What you need to do » Write out each line that follows exactly as it stands, without the pictures.
· · · · · · ·
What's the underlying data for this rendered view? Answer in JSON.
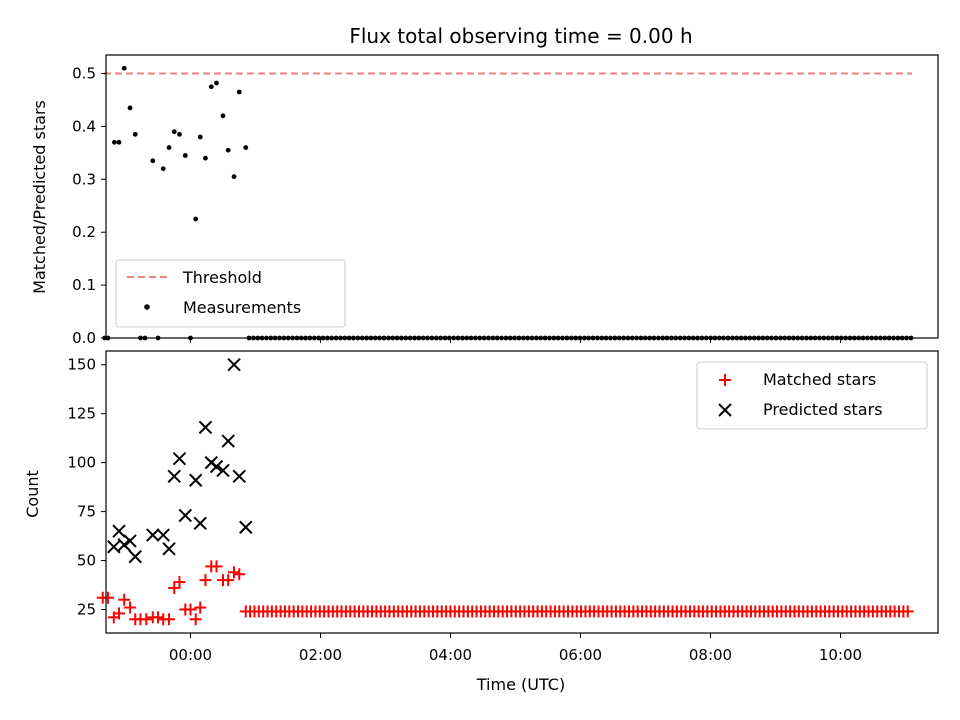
{
  "colors": {
    "threshold": "#f08080",
    "measurement": "#000000",
    "matched": "#ff0000",
    "predicted": "#000000"
  },
  "chart_data": [
    {
      "type": "scatter",
      "title": "Flux total observing time = 0.00 h",
      "xlabel": "",
      "ylabel": "Matched/Predicted stars",
      "xlim": [
        -1.3,
        11.5
      ],
      "ylim": [
        0,
        0.535
      ],
      "grid": false,
      "legend_position": "lower-left",
      "xticks": [
        0,
        2,
        4,
        6,
        8,
        10
      ],
      "yticks": [
        0.0,
        0.1,
        0.2,
        0.3,
        0.4,
        0.5
      ],
      "ytick_labels": [
        "0.0",
        "0.1",
        "0.2",
        "0.3",
        "0.4",
        "0.5"
      ],
      "threshold": {
        "name": "Threshold",
        "value": 0.5,
        "x": [
          -1.33,
          11.1
        ]
      },
      "series": [
        {
          "name": "Measurements",
          "points": [
            [
              -1.32,
              0.0
            ],
            [
              -1.27,
              0.0
            ],
            [
              -1.17,
              0.37
            ],
            [
              -1.1,
              0.37
            ],
            [
              -1.02,
              0.51
            ],
            [
              -0.93,
              0.435
            ],
            [
              -0.85,
              0.385
            ],
            [
              -0.77,
              0.0
            ],
            [
              -0.7,
              0.0
            ],
            [
              -0.58,
              0.335
            ],
            [
              -0.5,
              0.0
            ],
            [
              -0.42,
              0.32
            ],
            [
              -0.33,
              0.36
            ],
            [
              -0.25,
              0.39
            ],
            [
              -0.17,
              0.385
            ],
            [
              -0.08,
              0.345
            ],
            [
              0.0,
              0.0
            ],
            [
              0.08,
              0.225
            ],
            [
              0.15,
              0.38
            ],
            [
              0.23,
              0.34
            ],
            [
              0.32,
              0.475
            ],
            [
              0.4,
              0.482
            ],
            [
              0.5,
              0.42
            ],
            [
              0.58,
              0.355
            ],
            [
              0.67,
              0.305
            ],
            [
              0.75,
              0.465
            ],
            [
              0.85,
              0.36
            ]
          ],
          "zero_run": {
            "start": 0.9,
            "end": 11.1,
            "step": 0.067,
            "value": 0.0
          }
        }
      ]
    },
    {
      "type": "scatter",
      "title": "",
      "xlabel": "Time (UTC)",
      "ylabel": "Count",
      "xlim": [
        -1.3,
        11.5
      ],
      "ylim": [
        13,
        157
      ],
      "grid": false,
      "legend_position": "top-right",
      "xticks": [
        0,
        2,
        4,
        6,
        8,
        10
      ],
      "xtick_labels": [
        "00:00",
        "02:00",
        "04:00",
        "06:00",
        "08:00",
        "10:00"
      ],
      "yticks": [
        25,
        50,
        75,
        100,
        125,
        150
      ],
      "ytick_labels": [
        "25",
        "50",
        "75",
        "100",
        "125",
        "150"
      ],
      "series": [
        {
          "name": "Matched stars",
          "marker": "plus",
          "points": [
            [
              -1.35,
              31
            ],
            [
              -1.27,
              31
            ],
            [
              -1.18,
              21
            ],
            [
              -1.1,
              23
            ],
            [
              -1.02,
              30
            ],
            [
              -0.93,
              26
            ],
            [
              -0.85,
              20
            ],
            [
              -0.77,
              20
            ],
            [
              -0.68,
              20
            ],
            [
              -0.58,
              21
            ],
            [
              -0.5,
              21
            ],
            [
              -0.42,
              20
            ],
            [
              -0.33,
              20
            ],
            [
              -0.25,
              36
            ],
            [
              -0.17,
              39
            ],
            [
              -0.08,
              25
            ],
            [
              0.0,
              25
            ],
            [
              0.08,
              20
            ],
            [
              0.15,
              26
            ],
            [
              0.23,
              40
            ],
            [
              0.32,
              47
            ],
            [
              0.4,
              47
            ],
            [
              0.5,
              40
            ],
            [
              0.58,
              40
            ],
            [
              0.67,
              44
            ],
            [
              0.75,
              43
            ]
          ],
          "zero_run": {
            "start": 0.85,
            "end": 11.1,
            "step": 0.067,
            "value": 24
          }
        },
        {
          "name": "Predicted stars",
          "marker": "x",
          "points": [
            [
              -1.18,
              57
            ],
            [
              -1.1,
              65
            ],
            [
              -1.02,
              58
            ],
            [
              -0.93,
              60
            ],
            [
              -0.85,
              52
            ],
            [
              -0.58,
              63
            ],
            [
              -0.42,
              63
            ],
            [
              -0.33,
              56
            ],
            [
              -0.25,
              93
            ],
            [
              -0.17,
              102
            ],
            [
              -0.08,
              73
            ],
            [
              0.08,
              91
            ],
            [
              0.15,
              69
            ],
            [
              0.23,
              118
            ],
            [
              0.32,
              100
            ],
            [
              0.4,
              98
            ],
            [
              0.5,
              96
            ],
            [
              0.58,
              111
            ],
            [
              0.67,
              150
            ],
            [
              0.75,
              93
            ],
            [
              0.85,
              67
            ]
          ]
        }
      ]
    }
  ]
}
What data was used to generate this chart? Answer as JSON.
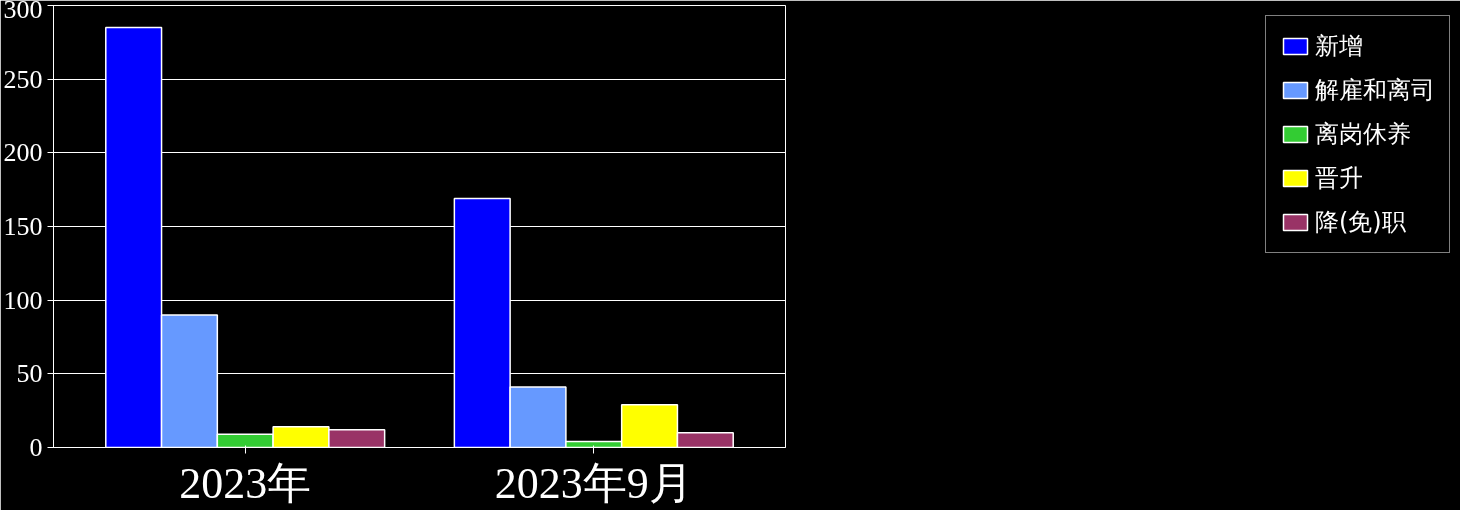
{
  "chart_data": {
    "type": "bar",
    "categories": [
      "2023年",
      "2023年9月"
    ],
    "series": [
      {
        "name": "新增",
        "color": "#0000ff",
        "values": [
          285,
          169
        ]
      },
      {
        "name": "解雇和离司",
        "color": "#6699ff",
        "values": [
          90,
          41
        ]
      },
      {
        "name": "离岗休养",
        "color": "#33cc33",
        "values": [
          9,
          4
        ]
      },
      {
        "name": "晋升",
        "color": "#ffff00",
        "values": [
          14,
          29
        ]
      },
      {
        "name": "降(免)职",
        "color": "#993366",
        "values": [
          12,
          10
        ]
      }
    ],
    "ylim": [
      0,
      300
    ],
    "yticks": [
      0,
      50,
      100,
      150,
      200,
      250,
      300
    ],
    "grid": "y",
    "legend": "right"
  }
}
· · · · · · ·
Task answer »
What's the underlying data for this rendered view? Answer in JSON.
{
  "colors": {
    "threshold": "#f08080",
    "measurement": "#000000",
    "matched": "#ff0000",
    "predicted": "#000000"
  },
  "chart_data": [
    {
      "type": "scatter",
      "title": "Flux total observing time = 0.00 h",
      "xlabel": "",
      "ylabel": "Matched/Predicted stars",
      "xlim": [
        -1.3,
        11.5
      ],
      "ylim": [
        0,
        0.535
      ],
      "grid": false,
      "legend_position": "lower-left",
      "xticks": [
        0,
        2,
        4,
        6,
        8,
        10
      ],
      "yticks": [
        0.0,
        0.1,
        0.2,
        0.3,
        0.4,
        0.5
      ],
      "ytick_labels": [
        "0.0",
        "0.1",
        "0.2",
        "0.3",
        "0.4",
        "0.5"
      ],
      "threshold": {
        "name": "Threshold",
        "value": 0.5,
        "x": [
          -1.33,
          11.1
        ]
      },
      "series": [
        {
          "name": "Measurements",
          "points": [
            [
              -1.32,
              0.0
            ],
            [
              -1.27,
              0.0
            ],
            [
              -1.17,
              0.37
            ],
            [
              -1.1,
              0.37
            ],
            [
              -1.02,
              0.51
            ],
            [
              -0.93,
              0.435
            ],
            [
              -0.85,
              0.385
            ],
            [
              -0.77,
              0.0
            ],
            [
              -0.7,
              0.0
            ],
            [
              -0.58,
              0.335
            ],
            [
              -0.5,
              0.0
            ],
            [
              -0.42,
              0.32
            ],
            [
              -0.33,
              0.36
            ],
            [
              -0.25,
              0.39
            ],
            [
              -0.17,
              0.385
            ],
            [
              -0.08,
              0.345
            ],
            [
              0.0,
              0.0
            ],
            [
              0.08,
              0.225
            ],
            [
              0.15,
              0.38
            ],
            [
              0.23,
              0.34
            ],
            [
              0.32,
              0.475
            ],
            [
              0.4,
              0.482
            ],
            [
              0.5,
              0.42
            ],
            [
              0.58,
              0.355
            ],
            [
              0.67,
              0.305
            ],
            [
              0.75,
              0.465
            ],
            [
              0.85,
              0.36
            ]
          ],
          "zero_run": {
            "start": 0.9,
            "end": 11.1,
            "step": 0.067,
            "value": 0.0
          }
        }
      ]
    },
    {
      "type": "scatter",
      "title": "",
      "xlabel": "Time (UTC)",
      "ylabel": "Count",
      "xlim": [
        -1.3,
        11.5
      ],
      "ylim": [
        13,
        157
      ],
      "grid": false,
      "legend_position": "top-right",
      "xticks": [
        0,
        2,
        4,
        6,
        8,
        10
      ],
      "xtick_labels": [
        "00:00",
        "02:00",
        "04:00",
        "06:00",
        "08:00",
        "10:00"
      ],
      "yticks": [
        25,
        50,
        75,
        100,
        125,
        150
      ],
      "ytick_labels": [
        "25",
        "50",
        "75",
        "100",
        "125",
        "150"
      ],
      "series": [
        {
          "name": "Matched stars",
          "marker": "plus",
          "points": [
            [
              -1.35,
              31
            ],
            [
              -1.27,
              31
            ],
            [
              -1.18,
              21
            ],
            [
              -1.1,
              23
            ],
            [
              -1.02,
              30
            ],
            [
              -0.93,
              26
            ],
            [
              -0.85,
              20
            ],
            [
              -0.77,
              20
            ],
            [
              -0.68,
              20
            ],
            [
              -0.58,
              21
            ],
            [
              -0.5,
              21
            ],
            [
              -0.42,
              20
            ],
            [
              -0.33,
              20
            ],
            [
              -0.25,
              36
            ],
            [
              -0.17,
              39
            ],
            [
              -0.08,
              25
            ],
            [
              0.0,
              25
            ],
            [
              0.08,
              20
            ],
            [
              0.15,
              26
            ],
            [
              0.23,
              40
            ],
            [
              0.32,
              47
            ],
            [
              0.4,
              47
            ],
            [
              0.5,
              40
            ],
            [
              0.58,
              40
            ],
            [
              0.67,
              44
            ],
            [
              0.75,
              43
            ]
          ],
          "zero_run": {
            "start": 0.85,
            "end": 11.1,
            "step": 0.067,
            "value": 24
          }
        },
        {
          "name": "Predicted stars",
          "marker": "x",
          "points": [
            [
              -1.18,
              57
            ],
            [
              -1.1,
              65
            ],
            [
              -1.02,
              58
            ],
            [
              -0.93,
              60
            ],
            [
              -0.85,
              52
            ],
            [
              -0.58,
              63
            ],
            [
              -0.42,
              63
            ],
            [
              -0.33,
              56
            ],
            [
              -0.25,
              93
            ],
            [
              -0.17,
              102
            ],
            [
              -0.08,
              73
            ],
            [
              0.08,
              91
            ],
            [
              0.15,
              69
            ],
            [
              0.23,
              118
            ],
            [
              0.32,
              100
            ],
            [
              0.4,
              98
            ],
            [
              0.5,
              96
            ],
            [
              0.58,
              111
            ],
            [
              0.67,
              150
            ],
            [
              0.75,
              93
            ],
            [
              0.85,
              67
            ]
          ]
        }
      ]
    }
  ]
}
What data was used to generate this chart? Answer as JSON.
{
  "chart_data": {
    "type": "bar",
    "categories": [
      "2023年",
      "2023年9月"
    ],
    "series": [
      {
        "name": "新增",
        "color": "#0000ff",
        "values": [
          285,
          169
        ]
      },
      {
        "name": "解雇和离司",
        "color": "#6699ff",
        "values": [
          90,
          41
        ]
      },
      {
        "name": "离岗休养",
        "color": "#33cc33",
        "values": [
          9,
          4
        ]
      },
      {
        "name": "晋升",
        "color": "#ffff00",
        "values": [
          14,
          29
        ]
      },
      {
        "name": "降(免)职",
        "color": "#993366",
        "values": [
          12,
          10
        ]
      }
    ],
    "ylim": [
      0,
      300
    ],
    "yticks": [
      0,
      50,
      100,
      150,
      200,
      250,
      300
    ],
    "grid": "y",
    "legend": "right"
  }
}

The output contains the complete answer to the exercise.